__Goal of the exercise__. Copy out every line in which the string "document" occurs.

# start of Supplied data

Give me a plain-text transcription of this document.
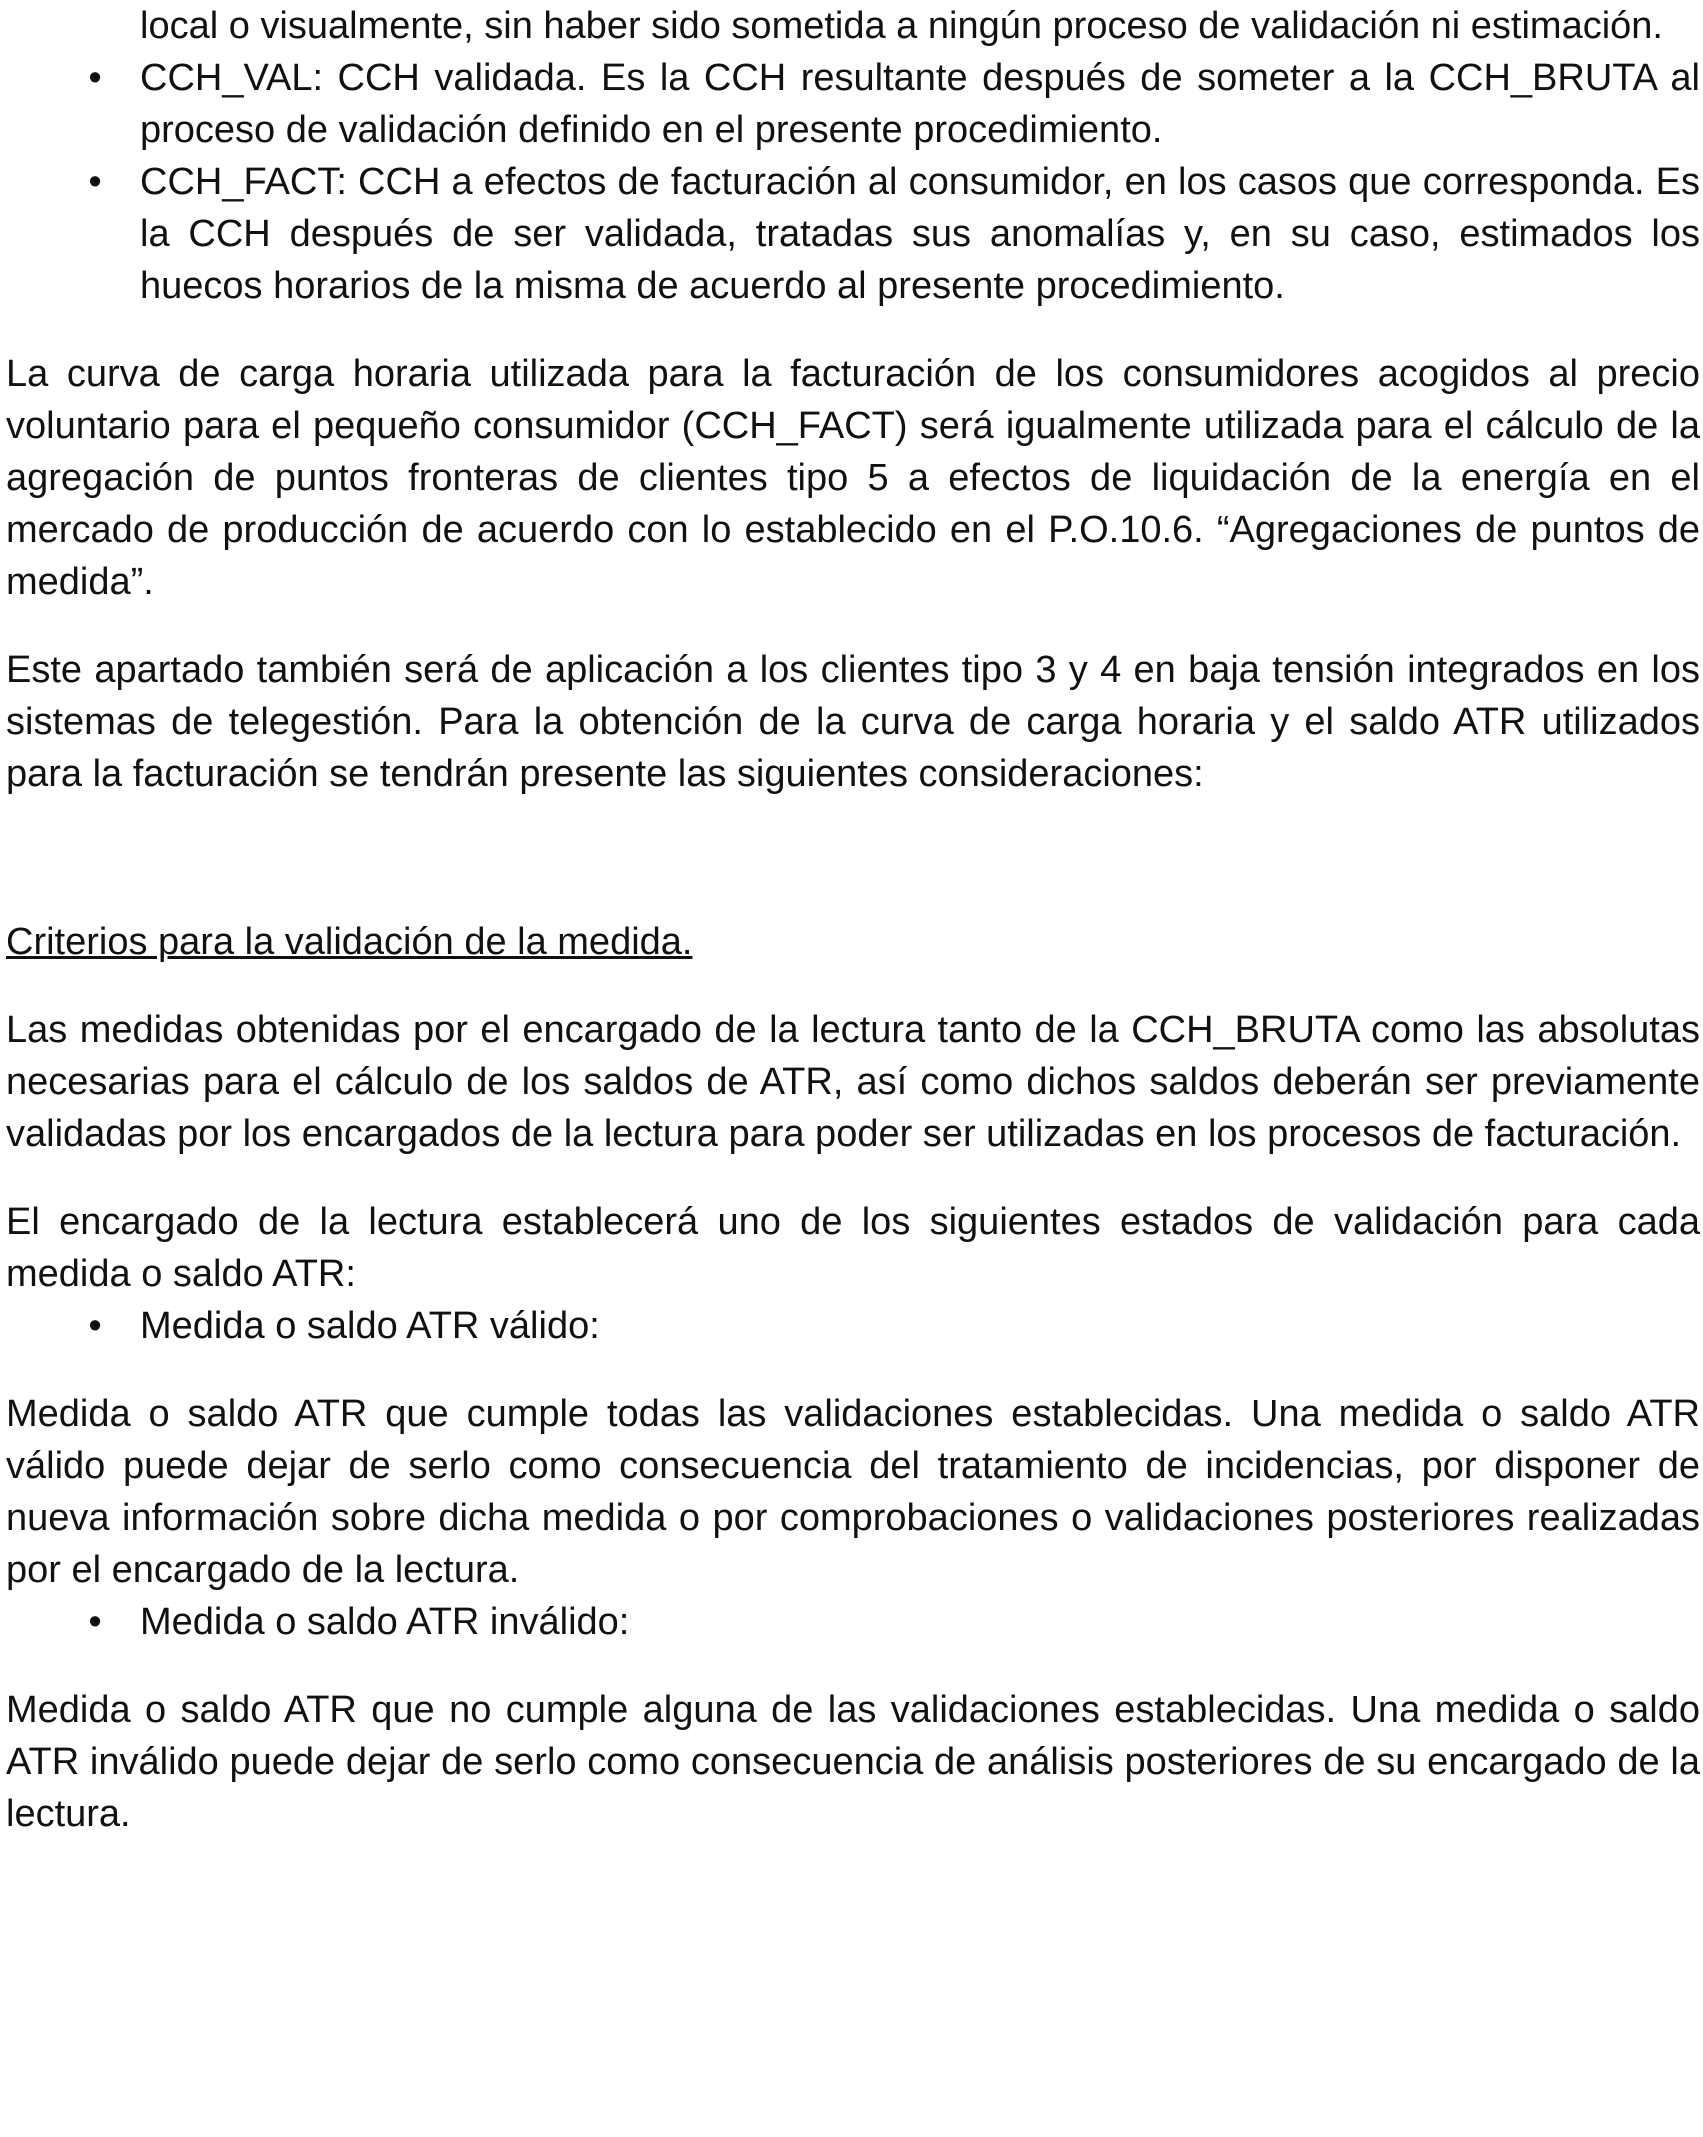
local o visualmente, sin haber sido sometida a ningún proceso de validación ni estimación.
• CCH_VAL: CCH validada. Es la CCH resultante después de someter a la CCH_BRUTA al proceso de validación definido en el presente procedimiento.
• CCH_FACT: CCH a efectos de facturación al consumidor, en los casos que corresponda. Es la CCH después de ser validada, tratadas sus anomalías y, en su caso, estimados los huecos horarios de la misma de acuerdo al presente procedimiento.

La curva de carga horaria utilizada para la facturación de los consumidores acogidos al precio voluntario para el pequeño consumidor (CCH_FACT) será igualmente utilizada para el cálculo de la agregación de puntos fronteras de clientes tipo 5 a efectos de liquidación de la energía en el mercado de producción de acuerdo con lo establecido en el P.O.10.6. “Agregaciones de puntos de medida”.

Este apartado también será de aplicación a los clientes tipo 3 y 4 en baja tensión integrados en los sistemas de telegestión. Para la obtención de la curva de carga horaria y el saldo ATR utilizados para la facturación se tendrán presente las siguientes consideraciones:

Criterios para la validación de la medida.

Las medidas obtenidas por el encargado de la lectura tanto de la CCH_BRUTA como las absolutas necesarias para el cálculo de los saldos de ATR, así como dichos saldos deberán ser previamente validadas por los encargados de la lectura para poder ser utilizadas en los procesos de facturación.

El encargado de la lectura establecerá uno de los siguientes estados de validación para cada medida o saldo ATR:

• Medida o saldo ATR válido:

Medida o saldo ATR que cumple todas las validaciones establecidas. Una medida o saldo ATR válido puede dejar de serlo como consecuencia del tratamiento de incidencias, por disponer de nueva información sobre dicha medida o por comprobaciones o validaciones posteriores realizadas por el encargado de la lectura.

• Medida o saldo ATR inválido:

Medida o saldo ATR que no cumple alguna de las validaciones establecidas. Una medida o saldo ATR inválido puede dejar de serlo como consecuencia de análisis posteriores de su encargado de la lectura.
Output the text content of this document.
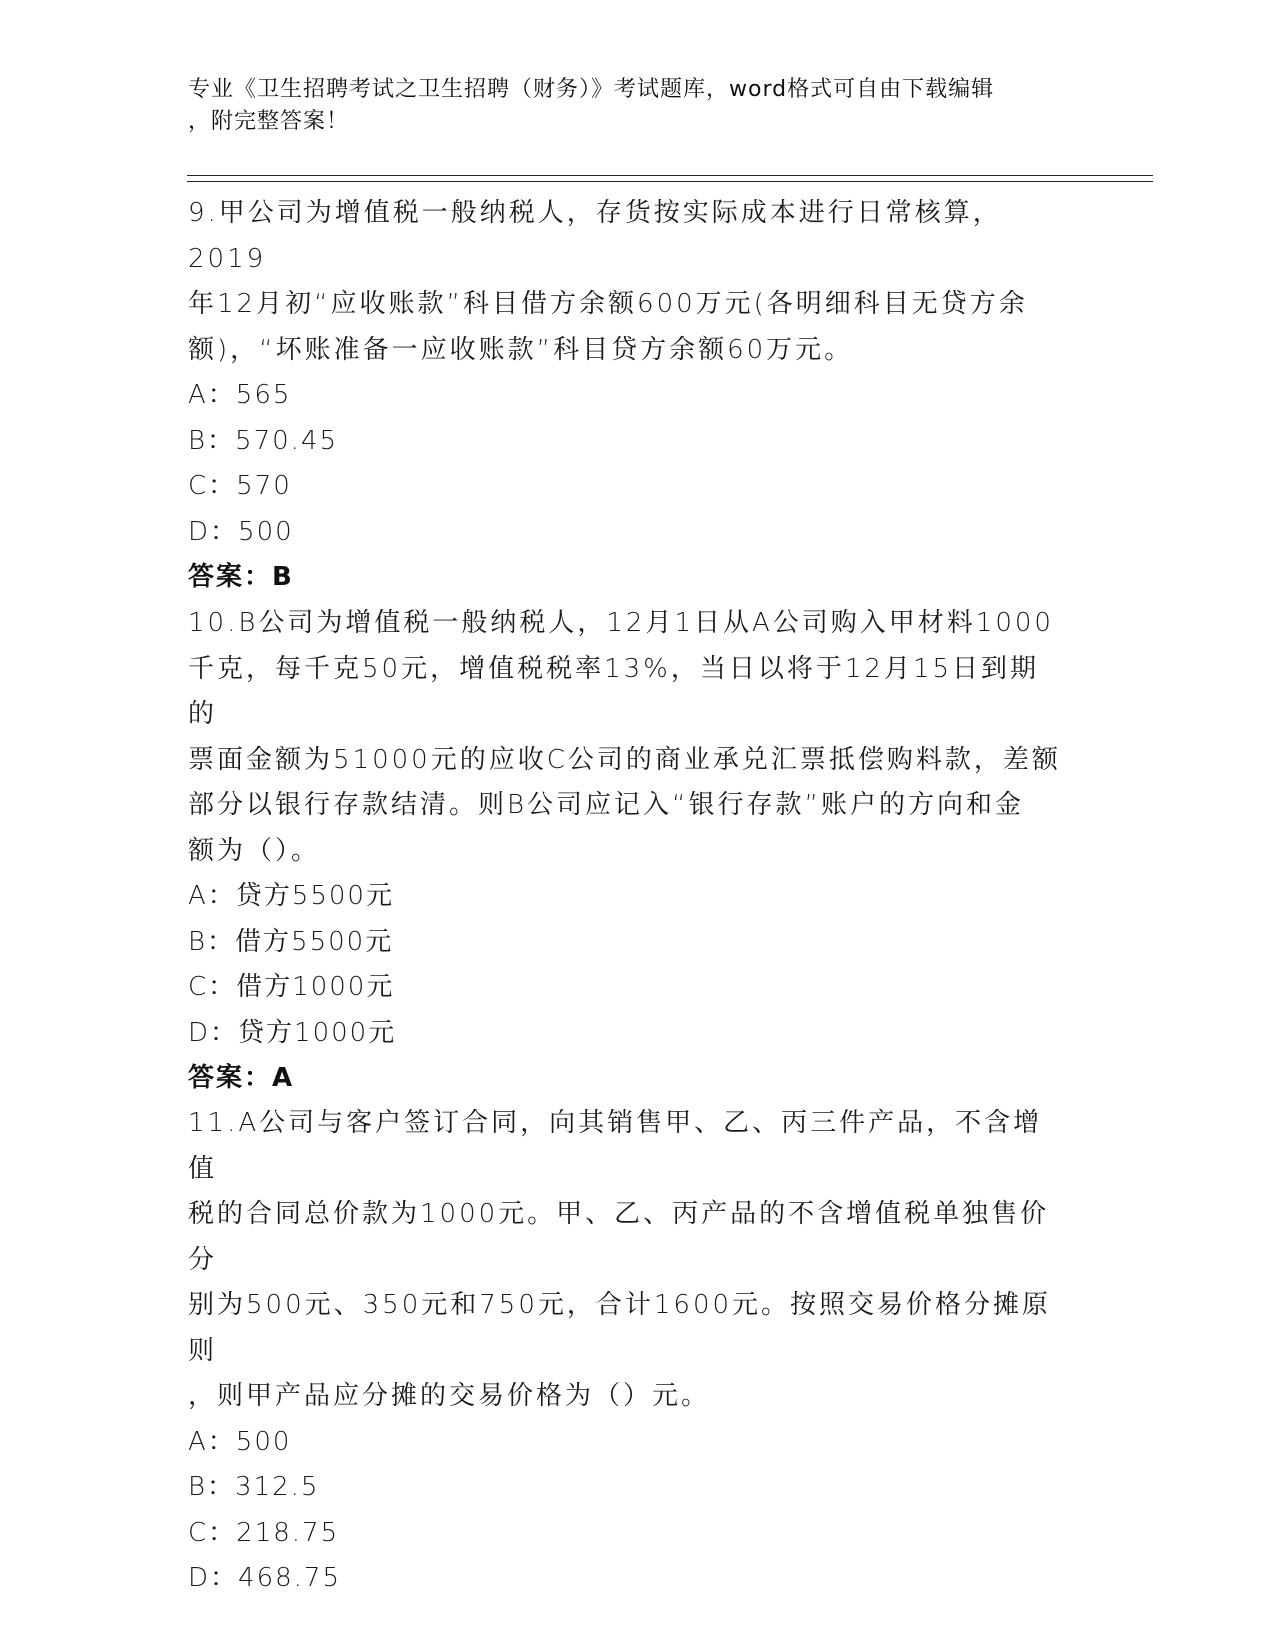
专业《卫生招聘考试之卫生招聘（财务）》考试题库，word格式可自由下载编辑
，附完整答案！

9.甲公司为增值税一般纳税人，存货按实际成本进行日常核算，2019

年12月初“应收账款”科目借方余额600万元(各明细科目无贷方余

额)，“坏账准备一应收账款”科目贷方余额60万元。

A：565

B：570.45

C：570

D：500

答案：B

10.B公司为增值税一般纳税人，12月1日从A公司购入甲材料1000

千克，每千克50元，增值税税率13%，当日以将于12月15日到期的

票面金额为51000元的应收C公司的商业承兑汇票抵偿购料款，差额

部分以银行存款结清。则B公司应记入“银行存款”账户的方向和金

额为（）。

A：贷方5500元

B：借方5500元

C：借方1000元

D：贷方1000元

答案：A

11.A公司与客户签订合同，向其销售甲、乙、丙三件产品，不含增值

税的合同总价款为1000元。甲、乙、丙产品的不含增值税单独售价分

别为500元、350元和750元，合计1600元。按照交易价格分摊原则

，则甲产品应分摊的交易价格为（）元。

A：500

B：312.5

C：218.75

D：468.75
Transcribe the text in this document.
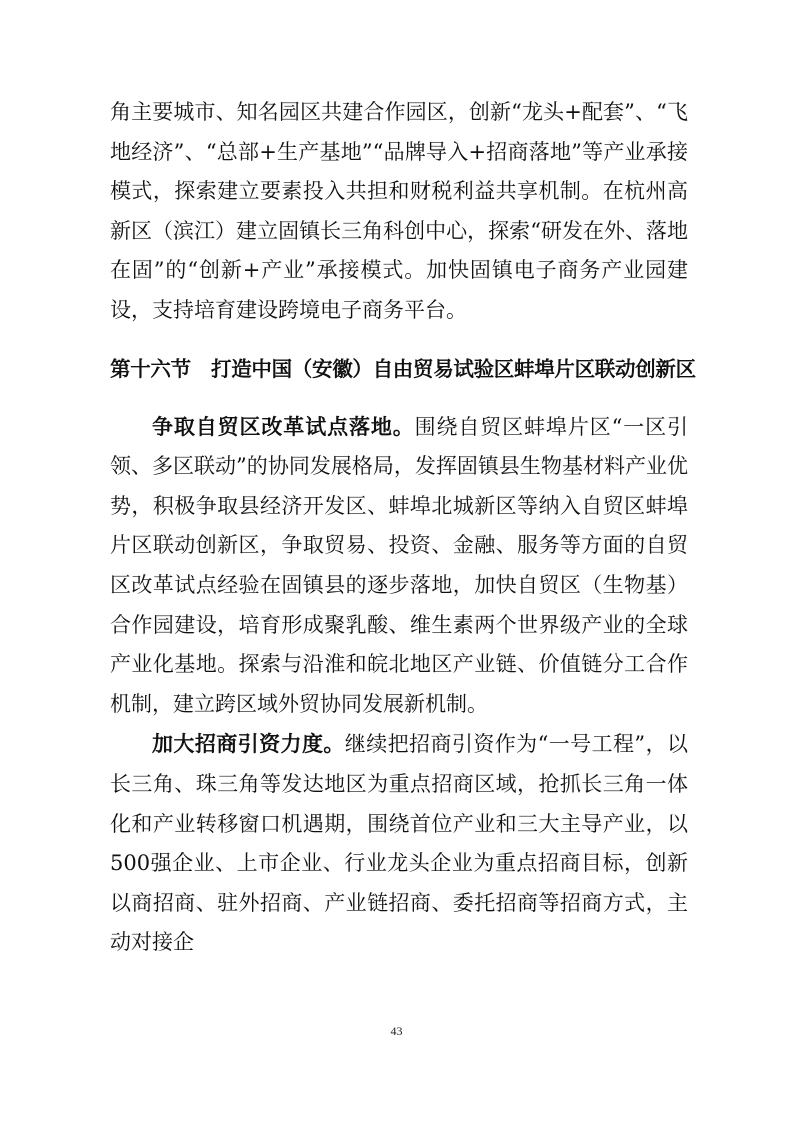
角主要城市、知名园区共建合作园区，创新“龙头+配套”、“飞地经济”、“总部+生产基地”“品牌导入+招商落地”等产业承接模式，探索建立要素投入共担和财税利益共享机制。在杭州高新区（滨江）建立固镇长三角科创中心，探索“研发在外、落地在固”的“创新+产业”承接模式。加快固镇电子商务产业园建设，支持培育建设跨境电子商务平台。

第十六节　打造中国（安徽）自由贸易试验区蚌埠片区联动创新区

争取自贸区改革试点落地。围绕自贸区蚌埠片区“一区引领、多区联动”的协同发展格局，发挥固镇县生物基材料产业优势，积极争取县经济开发区、蚌埠北城新区等纳入自贸区蚌埠片区联动创新区，争取贸易、投资、金融、服务等方面的自贸区改革试点经验在固镇县的逐步落地，加快自贸区（生物基）合作园建设，培育形成聚乳酸、维生素两个世界级产业的全球产业化基地。探索与沿淮和皖北地区产业链、价值链分工合作机制，建立跨区域外贸协同发展新机制。

加大招商引资力度。继续把招商引资作为“一号工程”，以长三角、珠三角等发达地区为重点招商区域，抢抓长三角一体化和产业转移窗口机遇期，围绕首位产业和三大主导产业，以500强企业、上市企业、行业龙头企业为重点招商目标，创新以商招商、驻外招商、产业链招商、委托招商等招商方式，主动对接企

43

# end of Supplied data

__Task solution__.
Give me a plain-text transcription of this document.
Output the text content of this document.
Transcribe the text in this document.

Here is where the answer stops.